=== INSTRUCTION ===
Retype all of the records below line for line, with no changes.

=== EXTRACTED INFORMATION ===

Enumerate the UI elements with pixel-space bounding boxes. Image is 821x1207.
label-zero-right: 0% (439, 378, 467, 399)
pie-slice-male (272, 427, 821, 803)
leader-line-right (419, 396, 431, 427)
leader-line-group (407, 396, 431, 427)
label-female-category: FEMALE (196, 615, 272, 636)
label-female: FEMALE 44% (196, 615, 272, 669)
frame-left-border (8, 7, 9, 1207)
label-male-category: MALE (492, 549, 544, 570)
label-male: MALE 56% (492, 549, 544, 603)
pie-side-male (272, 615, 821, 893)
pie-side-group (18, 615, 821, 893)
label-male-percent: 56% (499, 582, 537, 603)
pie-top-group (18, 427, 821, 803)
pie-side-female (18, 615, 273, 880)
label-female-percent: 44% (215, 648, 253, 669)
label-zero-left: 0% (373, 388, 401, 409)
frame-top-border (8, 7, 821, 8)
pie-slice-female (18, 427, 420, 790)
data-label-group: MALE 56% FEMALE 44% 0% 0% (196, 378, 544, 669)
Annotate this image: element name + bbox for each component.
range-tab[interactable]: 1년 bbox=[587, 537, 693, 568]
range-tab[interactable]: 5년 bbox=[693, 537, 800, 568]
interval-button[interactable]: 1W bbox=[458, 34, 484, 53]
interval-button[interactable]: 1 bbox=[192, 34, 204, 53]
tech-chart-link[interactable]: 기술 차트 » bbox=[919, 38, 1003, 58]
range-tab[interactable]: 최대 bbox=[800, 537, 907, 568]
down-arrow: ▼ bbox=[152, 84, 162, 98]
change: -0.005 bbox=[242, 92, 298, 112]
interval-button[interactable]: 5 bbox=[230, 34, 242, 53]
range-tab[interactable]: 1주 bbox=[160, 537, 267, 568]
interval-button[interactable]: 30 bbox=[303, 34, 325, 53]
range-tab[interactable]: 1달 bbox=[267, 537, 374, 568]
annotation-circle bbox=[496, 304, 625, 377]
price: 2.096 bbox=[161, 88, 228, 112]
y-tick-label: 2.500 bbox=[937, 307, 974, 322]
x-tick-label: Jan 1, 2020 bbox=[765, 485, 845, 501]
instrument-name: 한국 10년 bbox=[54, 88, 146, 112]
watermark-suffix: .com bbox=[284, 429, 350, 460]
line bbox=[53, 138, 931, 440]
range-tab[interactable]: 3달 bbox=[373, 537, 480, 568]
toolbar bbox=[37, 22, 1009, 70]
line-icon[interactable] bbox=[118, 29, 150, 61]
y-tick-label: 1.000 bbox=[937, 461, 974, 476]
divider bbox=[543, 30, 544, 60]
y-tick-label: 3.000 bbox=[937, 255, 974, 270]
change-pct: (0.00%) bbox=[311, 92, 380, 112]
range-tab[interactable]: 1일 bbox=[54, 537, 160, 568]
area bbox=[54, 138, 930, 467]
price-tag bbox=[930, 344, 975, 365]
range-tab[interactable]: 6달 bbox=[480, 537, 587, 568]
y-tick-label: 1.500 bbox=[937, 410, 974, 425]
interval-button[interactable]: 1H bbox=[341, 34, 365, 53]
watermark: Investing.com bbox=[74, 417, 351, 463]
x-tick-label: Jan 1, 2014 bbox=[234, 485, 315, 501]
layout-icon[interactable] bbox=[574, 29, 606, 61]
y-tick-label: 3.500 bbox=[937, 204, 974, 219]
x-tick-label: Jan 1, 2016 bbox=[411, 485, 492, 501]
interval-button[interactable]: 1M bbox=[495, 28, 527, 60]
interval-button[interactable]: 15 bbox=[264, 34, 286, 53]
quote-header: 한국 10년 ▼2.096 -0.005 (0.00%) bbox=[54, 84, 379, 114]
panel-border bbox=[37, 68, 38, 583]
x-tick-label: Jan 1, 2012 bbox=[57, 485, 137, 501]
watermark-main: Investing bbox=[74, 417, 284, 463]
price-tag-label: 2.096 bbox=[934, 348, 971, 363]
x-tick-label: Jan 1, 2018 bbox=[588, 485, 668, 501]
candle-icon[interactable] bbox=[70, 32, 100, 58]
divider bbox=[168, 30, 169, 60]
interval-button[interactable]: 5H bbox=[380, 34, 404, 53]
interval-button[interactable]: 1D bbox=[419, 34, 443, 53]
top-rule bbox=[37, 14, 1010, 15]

=== TASK RESULT ===
Enumerate the UI elements with pixel-space bounding boxes. Image is 821x1207.
label-zero-right: 0% (439, 378, 467, 399)
pie-slice-male (272, 427, 821, 803)
leader-line-right (419, 396, 431, 427)
leader-line-group (407, 396, 431, 427)
label-female-category: FEMALE (196, 615, 272, 636)
label-female: FEMALE 44% (196, 615, 272, 669)
frame-left-border (8, 7, 9, 1207)
label-male-category: MALE (492, 549, 544, 570)
label-male: MALE 56% (492, 549, 544, 603)
pie-side-male (272, 615, 821, 893)
pie-side-group (18, 615, 821, 893)
label-male-percent: 56% (499, 582, 537, 603)
pie-top-group (18, 427, 821, 803)
pie-side-female (18, 615, 273, 880)
label-female-percent: 44% (215, 648, 253, 669)
label-zero-left: 0% (373, 388, 401, 409)
frame-top-border (8, 7, 821, 8)
pie-slice-female (18, 427, 420, 790)
data-label-group: MALE 56% FEMALE 44% 0% 0% (196, 378, 544, 669)
Annotate this image: element name + bbox for each component.
range-tab[interactable]: 1년 bbox=[587, 537, 693, 568]
range-tab[interactable]: 5년 bbox=[693, 537, 800, 568]
interval-button[interactable]: 1W bbox=[458, 34, 484, 53]
interval-button[interactable]: 1 bbox=[192, 34, 204, 53]
tech-chart-link[interactable]: 기술 차트 » bbox=[919, 38, 1003, 58]
range-tab[interactable]: 최대 bbox=[800, 537, 907, 568]
down-arrow: ▼ bbox=[152, 84, 162, 98]
change: -0.005 bbox=[242, 92, 298, 112]
interval-button[interactable]: 5 bbox=[230, 34, 242, 53]
range-tab[interactable]: 1주 bbox=[160, 537, 267, 568]
interval-button[interactable]: 30 bbox=[303, 34, 325, 53]
range-tab[interactable]: 1달 bbox=[267, 537, 374, 568]
annotation-circle bbox=[496, 304, 625, 377]
price: 2.096 bbox=[161, 88, 228, 112]
y-tick-label: 2.500 bbox=[937, 307, 974, 322]
x-tick-label: Jan 1, 2020 bbox=[765, 485, 845, 501]
instrument-name: 한국 10년 bbox=[54, 88, 146, 112]
watermark-suffix: .com bbox=[284, 429, 350, 460]
line bbox=[53, 138, 931, 440]
range-tab[interactable]: 3달 bbox=[373, 537, 480, 568]
toolbar bbox=[37, 22, 1009, 70]
line-icon[interactable] bbox=[118, 29, 150, 61]
y-tick-label: 1.000 bbox=[937, 461, 974, 476]
divider bbox=[543, 30, 544, 60]
y-tick-label: 3.000 bbox=[937, 255, 974, 270]
change-pct: (0.00%) bbox=[311, 92, 380, 112]
range-tab[interactable]: 1일 bbox=[54, 537, 160, 568]
area bbox=[54, 138, 930, 467]
price-tag bbox=[930, 344, 975, 365]
range-tab[interactable]: 6달 bbox=[480, 537, 587, 568]
y-tick-label: 1.500 bbox=[937, 410, 974, 425]
interval-button[interactable]: 1H bbox=[341, 34, 365, 53]
watermark: Investing.com bbox=[74, 417, 351, 463]
x-tick-label: Jan 1, 2014 bbox=[234, 485, 315, 501]
layout-icon[interactable] bbox=[574, 29, 606, 61]
y-tick-label: 3.500 bbox=[937, 204, 974, 219]
x-tick-label: Jan 1, 2016 bbox=[411, 485, 492, 501]
interval-button[interactable]: 1M bbox=[495, 28, 527, 60]
interval-button[interactable]: 15 bbox=[264, 34, 286, 53]
quote-header: 한국 10년 ▼2.096 -0.005 (0.00%) bbox=[54, 84, 379, 114]
panel-border bbox=[37, 68, 38, 583]
x-tick-label: Jan 1, 2012 bbox=[57, 485, 137, 501]
watermark-main: Investing bbox=[74, 417, 284, 463]
price-tag-label: 2.096 bbox=[934, 348, 971, 363]
x-tick-label: Jan 1, 2018 bbox=[588, 485, 668, 501]
candle-icon[interactable] bbox=[70, 32, 100, 58]
divider bbox=[168, 30, 169, 60]
interval-button[interactable]: 5H bbox=[380, 34, 404, 53]
interval-button[interactable]: 1D bbox=[419, 34, 443, 53]
top-rule bbox=[37, 14, 1010, 15]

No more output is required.